▶ [Aim of the task]: Wherever the string "järjestää" appears, copy the whole line.

▶ [Data in this exercise]:
--- begin ---

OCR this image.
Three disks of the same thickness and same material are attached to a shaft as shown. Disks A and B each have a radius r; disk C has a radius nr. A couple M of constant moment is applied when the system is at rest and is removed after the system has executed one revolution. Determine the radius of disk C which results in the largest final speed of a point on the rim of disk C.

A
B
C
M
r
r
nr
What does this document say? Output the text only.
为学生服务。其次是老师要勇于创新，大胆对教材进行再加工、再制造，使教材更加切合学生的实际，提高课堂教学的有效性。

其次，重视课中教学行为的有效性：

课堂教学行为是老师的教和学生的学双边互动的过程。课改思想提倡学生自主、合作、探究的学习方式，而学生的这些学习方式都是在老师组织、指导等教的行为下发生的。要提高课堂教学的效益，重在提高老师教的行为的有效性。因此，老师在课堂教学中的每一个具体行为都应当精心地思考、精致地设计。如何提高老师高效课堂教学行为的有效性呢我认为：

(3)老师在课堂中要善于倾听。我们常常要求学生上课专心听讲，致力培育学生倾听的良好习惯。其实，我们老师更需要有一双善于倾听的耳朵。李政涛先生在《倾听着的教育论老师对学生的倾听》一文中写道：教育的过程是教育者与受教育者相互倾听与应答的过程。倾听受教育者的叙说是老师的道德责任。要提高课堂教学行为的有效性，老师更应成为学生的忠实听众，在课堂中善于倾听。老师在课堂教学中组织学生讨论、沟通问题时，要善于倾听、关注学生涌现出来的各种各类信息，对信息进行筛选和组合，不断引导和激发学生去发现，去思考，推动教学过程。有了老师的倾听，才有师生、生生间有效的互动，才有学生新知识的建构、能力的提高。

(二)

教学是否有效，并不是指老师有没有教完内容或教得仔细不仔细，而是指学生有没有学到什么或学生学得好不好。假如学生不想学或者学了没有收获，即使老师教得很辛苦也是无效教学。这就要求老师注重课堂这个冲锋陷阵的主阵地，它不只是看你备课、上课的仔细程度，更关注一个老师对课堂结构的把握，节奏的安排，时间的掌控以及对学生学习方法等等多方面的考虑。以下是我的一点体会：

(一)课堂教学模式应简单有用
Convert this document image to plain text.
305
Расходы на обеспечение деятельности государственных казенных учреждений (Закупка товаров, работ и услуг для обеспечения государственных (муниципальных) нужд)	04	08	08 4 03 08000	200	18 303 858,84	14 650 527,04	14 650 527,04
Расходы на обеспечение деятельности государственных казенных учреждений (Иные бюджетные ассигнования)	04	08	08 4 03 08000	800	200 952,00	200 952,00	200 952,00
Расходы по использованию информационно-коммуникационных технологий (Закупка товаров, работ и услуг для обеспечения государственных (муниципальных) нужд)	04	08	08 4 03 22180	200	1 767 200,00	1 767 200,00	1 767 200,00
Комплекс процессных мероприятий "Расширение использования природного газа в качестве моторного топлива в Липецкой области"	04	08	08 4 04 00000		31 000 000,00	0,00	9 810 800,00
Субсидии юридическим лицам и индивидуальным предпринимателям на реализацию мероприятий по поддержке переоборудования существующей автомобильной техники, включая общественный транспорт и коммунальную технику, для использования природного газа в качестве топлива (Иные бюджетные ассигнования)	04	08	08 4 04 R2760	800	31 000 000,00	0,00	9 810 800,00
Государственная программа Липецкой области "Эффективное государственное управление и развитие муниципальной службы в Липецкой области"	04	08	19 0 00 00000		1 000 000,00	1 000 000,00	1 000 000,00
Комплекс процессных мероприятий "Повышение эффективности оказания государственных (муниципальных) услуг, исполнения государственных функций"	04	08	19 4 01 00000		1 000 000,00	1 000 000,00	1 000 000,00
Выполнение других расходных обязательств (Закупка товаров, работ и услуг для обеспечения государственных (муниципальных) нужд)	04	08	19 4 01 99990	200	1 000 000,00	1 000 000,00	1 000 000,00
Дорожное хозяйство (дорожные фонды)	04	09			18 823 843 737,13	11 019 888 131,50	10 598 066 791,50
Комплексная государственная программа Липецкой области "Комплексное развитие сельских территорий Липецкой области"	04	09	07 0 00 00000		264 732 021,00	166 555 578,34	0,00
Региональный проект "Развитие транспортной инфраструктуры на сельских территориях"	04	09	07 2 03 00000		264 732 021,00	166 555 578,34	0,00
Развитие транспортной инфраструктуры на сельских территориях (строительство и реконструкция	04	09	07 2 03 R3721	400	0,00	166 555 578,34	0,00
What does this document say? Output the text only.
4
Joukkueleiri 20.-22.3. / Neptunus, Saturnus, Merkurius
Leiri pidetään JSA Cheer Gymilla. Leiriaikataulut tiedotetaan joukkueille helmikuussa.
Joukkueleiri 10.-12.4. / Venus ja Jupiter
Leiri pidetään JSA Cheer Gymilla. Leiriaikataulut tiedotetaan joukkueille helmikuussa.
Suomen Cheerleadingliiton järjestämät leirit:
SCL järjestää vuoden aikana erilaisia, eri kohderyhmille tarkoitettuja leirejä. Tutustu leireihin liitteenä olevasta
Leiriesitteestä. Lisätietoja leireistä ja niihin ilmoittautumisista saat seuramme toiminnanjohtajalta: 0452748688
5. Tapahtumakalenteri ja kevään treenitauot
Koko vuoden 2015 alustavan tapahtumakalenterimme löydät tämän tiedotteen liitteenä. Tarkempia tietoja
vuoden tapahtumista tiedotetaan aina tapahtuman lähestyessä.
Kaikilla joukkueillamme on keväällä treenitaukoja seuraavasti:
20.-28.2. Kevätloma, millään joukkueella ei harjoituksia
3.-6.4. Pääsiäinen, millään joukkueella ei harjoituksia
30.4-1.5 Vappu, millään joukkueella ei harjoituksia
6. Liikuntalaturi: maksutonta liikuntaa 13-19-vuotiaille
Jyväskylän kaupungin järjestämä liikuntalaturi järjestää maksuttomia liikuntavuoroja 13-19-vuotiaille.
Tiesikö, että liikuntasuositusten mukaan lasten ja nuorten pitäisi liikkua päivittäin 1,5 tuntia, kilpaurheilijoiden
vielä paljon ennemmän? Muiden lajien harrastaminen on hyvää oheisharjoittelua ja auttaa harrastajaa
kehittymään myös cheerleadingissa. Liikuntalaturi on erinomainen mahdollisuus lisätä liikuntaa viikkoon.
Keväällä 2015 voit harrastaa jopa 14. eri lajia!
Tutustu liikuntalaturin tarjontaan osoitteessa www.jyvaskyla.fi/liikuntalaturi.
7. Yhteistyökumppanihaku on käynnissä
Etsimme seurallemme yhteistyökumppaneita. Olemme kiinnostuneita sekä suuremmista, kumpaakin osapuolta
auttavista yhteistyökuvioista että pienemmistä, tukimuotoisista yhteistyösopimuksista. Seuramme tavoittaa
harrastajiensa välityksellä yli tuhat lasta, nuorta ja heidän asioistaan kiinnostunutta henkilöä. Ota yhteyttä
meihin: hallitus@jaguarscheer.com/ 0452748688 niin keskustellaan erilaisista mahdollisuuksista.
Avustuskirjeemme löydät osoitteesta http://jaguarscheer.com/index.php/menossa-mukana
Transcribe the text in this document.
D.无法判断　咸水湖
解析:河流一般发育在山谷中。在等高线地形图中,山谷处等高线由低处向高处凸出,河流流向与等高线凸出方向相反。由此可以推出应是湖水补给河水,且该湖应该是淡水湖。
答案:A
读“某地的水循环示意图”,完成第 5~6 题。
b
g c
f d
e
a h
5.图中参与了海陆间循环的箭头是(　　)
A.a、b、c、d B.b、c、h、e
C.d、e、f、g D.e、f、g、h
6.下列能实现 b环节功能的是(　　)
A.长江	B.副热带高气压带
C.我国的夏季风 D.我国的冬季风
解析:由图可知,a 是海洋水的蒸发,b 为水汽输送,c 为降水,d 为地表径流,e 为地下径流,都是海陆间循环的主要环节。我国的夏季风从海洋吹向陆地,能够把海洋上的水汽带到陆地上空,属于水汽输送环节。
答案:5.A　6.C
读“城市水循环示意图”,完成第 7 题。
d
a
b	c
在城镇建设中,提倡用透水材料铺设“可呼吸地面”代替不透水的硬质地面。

--- end ---

▶ [Exercise solution]:
SCL järjestää vuoden aikana erilaisia, eri kohderyhmille tarkoitettuja leirejä. Tutustu leireihin liitteenä olevasta
Jyväskylän kaupungin järjestämä liikuntalaturi järjestää maksuttomia liikuntavuoroja 13-19-vuotiaille.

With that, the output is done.